— Source —
5G won’t be a financial cash cow for wireless carriers, report says
The spread of superfast 5G wireless networks will provide a boon to the economy, although the revenue generated by wireless carriers from the emerging technology could be modest, according to a new report.
Companies in manufacturing, health care, transportation, environmental monitoring, and gaming will get major financial benefits from 5G’s speedier connections, according to consulting firm KPMG. Increased spending on connectivity, hardware, software, and services could drive more than $140 billion of new annual revenue in those sectors worldwide by 2023.
But for telecommunications carriers like Verizon, AT&T, and T-Mobile, which are spending tens of billions of dollars to build 5G networks, KPMG’s forecast was less generous. Only about 11% of spending from the introduction of 5G will go to connectivity. “It’s a sobering prospect for telcos,” the report notes. “The dire economic impact of becoming a ‘dumb-pipe’ is real and requires immediate action for those not already positioned to benefit.”
The carriers have already struggled to charge consumers more for 5G, with Verizon eliminating an extra charge for 5G last year and T-Mobile pledging not to charge for the faster service for at least three years as part of its deal to gain approval for merging with rival Sprint.

— Data segment —
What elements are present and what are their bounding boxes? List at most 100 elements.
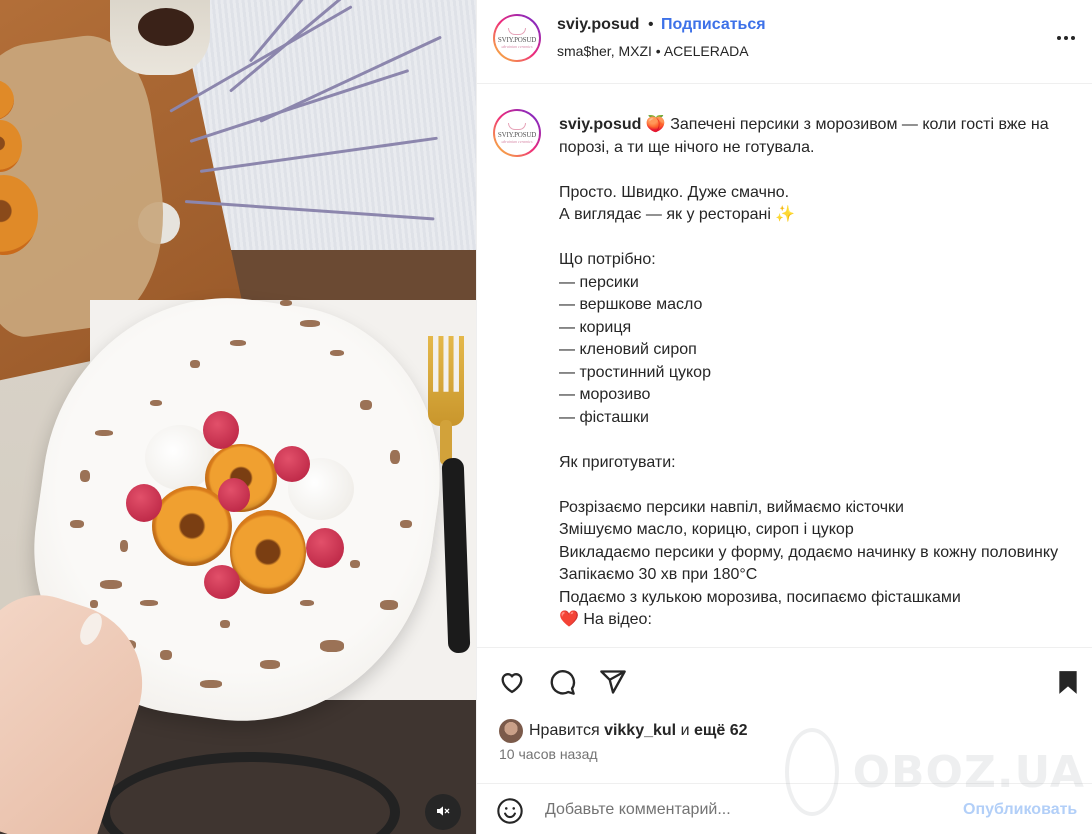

— Direction 1 —
In the article on 5G and wireless carriers, about what share of spending from the introduction of 5G will go to connectivity?
— Direction 2 —
Copy the 5G article word for word from "Companies in manufacturing, health" to "worldwide by 2023.".

— Problem solution 1 —
About 11%.

— Problem solution 2 —
Companies in manufacturing, health care, transportation, environmental monitoring, and gaming will get major financial benefits from 5G’s speedier connections, according to consulting firm KPMG. Increased spending on connectivity, hardware, software, and services could drive more than $140 billion of new annual revenue in those sectors worldwide by 2023.